### TASK REQUIREMENTS
Word for word, restate every line of the listing that follows.

:::::

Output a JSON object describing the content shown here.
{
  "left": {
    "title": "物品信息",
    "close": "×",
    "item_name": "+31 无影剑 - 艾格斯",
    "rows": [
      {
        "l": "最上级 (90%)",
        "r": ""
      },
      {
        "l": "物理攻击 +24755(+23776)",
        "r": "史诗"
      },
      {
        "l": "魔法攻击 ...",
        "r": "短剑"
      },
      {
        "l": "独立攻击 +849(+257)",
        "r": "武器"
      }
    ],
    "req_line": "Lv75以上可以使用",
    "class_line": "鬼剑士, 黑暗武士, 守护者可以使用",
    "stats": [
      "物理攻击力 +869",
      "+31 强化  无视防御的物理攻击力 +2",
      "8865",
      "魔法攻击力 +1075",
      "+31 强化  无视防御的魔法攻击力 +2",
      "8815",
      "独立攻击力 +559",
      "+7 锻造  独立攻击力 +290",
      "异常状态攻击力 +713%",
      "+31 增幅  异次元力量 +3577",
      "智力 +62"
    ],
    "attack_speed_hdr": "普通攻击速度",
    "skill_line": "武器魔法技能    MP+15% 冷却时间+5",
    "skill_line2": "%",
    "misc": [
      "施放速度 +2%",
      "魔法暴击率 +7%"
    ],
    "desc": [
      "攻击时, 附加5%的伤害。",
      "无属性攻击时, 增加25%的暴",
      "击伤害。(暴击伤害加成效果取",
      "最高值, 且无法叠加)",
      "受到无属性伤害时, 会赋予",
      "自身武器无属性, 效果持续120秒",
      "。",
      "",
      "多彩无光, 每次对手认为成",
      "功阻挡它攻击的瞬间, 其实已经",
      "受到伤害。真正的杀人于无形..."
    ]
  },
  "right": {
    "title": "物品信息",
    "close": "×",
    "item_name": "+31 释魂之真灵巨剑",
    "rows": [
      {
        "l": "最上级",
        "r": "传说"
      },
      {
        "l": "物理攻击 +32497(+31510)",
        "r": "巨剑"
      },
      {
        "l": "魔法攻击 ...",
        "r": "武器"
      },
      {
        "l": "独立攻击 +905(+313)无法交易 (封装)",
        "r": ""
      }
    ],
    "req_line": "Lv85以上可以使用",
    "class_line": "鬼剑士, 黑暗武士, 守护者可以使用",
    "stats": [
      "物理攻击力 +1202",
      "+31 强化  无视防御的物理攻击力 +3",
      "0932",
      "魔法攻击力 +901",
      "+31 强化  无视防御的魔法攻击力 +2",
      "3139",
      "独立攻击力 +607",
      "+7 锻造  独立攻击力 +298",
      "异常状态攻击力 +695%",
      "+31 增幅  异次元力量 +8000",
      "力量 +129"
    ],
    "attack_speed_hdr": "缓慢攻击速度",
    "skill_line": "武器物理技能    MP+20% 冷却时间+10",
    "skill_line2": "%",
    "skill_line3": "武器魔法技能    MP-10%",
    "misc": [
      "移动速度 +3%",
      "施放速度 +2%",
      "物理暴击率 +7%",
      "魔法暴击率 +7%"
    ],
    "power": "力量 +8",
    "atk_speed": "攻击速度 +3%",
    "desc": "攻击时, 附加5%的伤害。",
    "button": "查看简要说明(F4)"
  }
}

:::::

### TASK ANSWER
Output a JSON object describing the content shown here.
{
  "left": {
    "title": "物品信息",
    "close": "×",
    "item_name": "+31 无影剑 - 艾格斯",
    "rows": [
      {
        "l": "最上级 (90%)",
        "r": ""
      },
      {
        "l": "物理攻击 +24755(+23776)",
        "r": "史诗"
      },
      {
        "l": "魔法攻击 ...",
        "r": "短剑"
      },
      {
        "l": "独立攻击 +849(+257)",
        "r": "武器"
      }
    ],
    "req_line": "Lv75以上可以使用",
    "class_line": "鬼剑士, 黑暗武士, 守护者可以使用",
    "stats": [
      "物理攻击力 +869",
      "+31 强化  无视防御的物理攻击力 +2",
      "8865",
      "魔法攻击力 +1075",
      "+31 强化  无视防御的魔法攻击力 +2",
      "8815",
      "独立攻击力 +559",
      "+7 锻造  独立攻击力 +290",
      "异常状态攻击力 +713%",
      "+31 增幅  异次元力量 +3577",
      "智力 +62"
    ],
    "attack_speed_hdr": "普通攻击速度",
    "skill_line": "武器魔法技能    MP+15% 冷却时间+5",
    "skill_line2": "%",
    "misc": [
      "施放速度 +2%",
      "魔法暴击率 +7%"
    ],
    "desc": [
      "攻击时, 附加5%的伤害。",
      "无属性攻击时, 增加25%的暴",
      "击伤害。(暴击伤害加成效果取",
      "最高值, 且无法叠加)",
      "受到无属性伤害时, 会赋予",
      "自身武器无属性, 效果持续120秒",
      "。",
      "",
      "多彩无光, 每次对手认为成",
      "功阻挡它攻击的瞬间, 其实已经",
      "受到伤害。真正的杀人于无形..."
    ]
  },
  "right": {
    "title": "物品信息",
    "close": "×",
    "item_name": "+31 释魂之真灵巨剑",
    "rows": [
      {
        "l": "最上级",
        "r": "传说"
      },
      {
        "l": "物理攻击 +32497(+31510)",
        "r": "巨剑"
      },
      {
        "l": "魔法攻击 ...",
        "r": "武器"
      },
      {
        "l": "独立攻击 +905(+313)无法交易 (封装)",
        "r": ""
      }
    ],
    "req_line": "Lv85以上可以使用",
    "class_line": "鬼剑士, 黑暗武士, 守护者可以使用",
    "stats": [
      "物理攻击力 +1202",
      "+31 强化  无视防御的物理攻击力 +3",
      "0932",
      "魔法攻击力 +901",
      "+31 强化  无视防御的魔法攻击力 +2",
      "3139",
      "独立攻击力 +607",
      "+7 锻造  独立攻击力 +298",
      "异常状态攻击力 +695%",
      "+31 增幅  异次元力量 +8000",
      "力量 +129"
    ],
    "attack_speed_hdr": "缓慢攻击速度",
    "skill_line": "武器物理技能    MP+20% 冷却时间+10",
    "skill_line2": "%",
    "skill_line3": "武器魔法技能    MP-10%",
    "misc": [
      "移动速度 +3%",
      "施放速度 +2%",
      "物理暴击率 +7%",
      "魔法暴击率 +7%"
    ],
    "power": "力量 +8",
    "atk_speed": "攻击速度 +3%",
    "desc": "攻击时, 附加5%的伤害。",
    "button": "查看简要说明(F4)"
  }
}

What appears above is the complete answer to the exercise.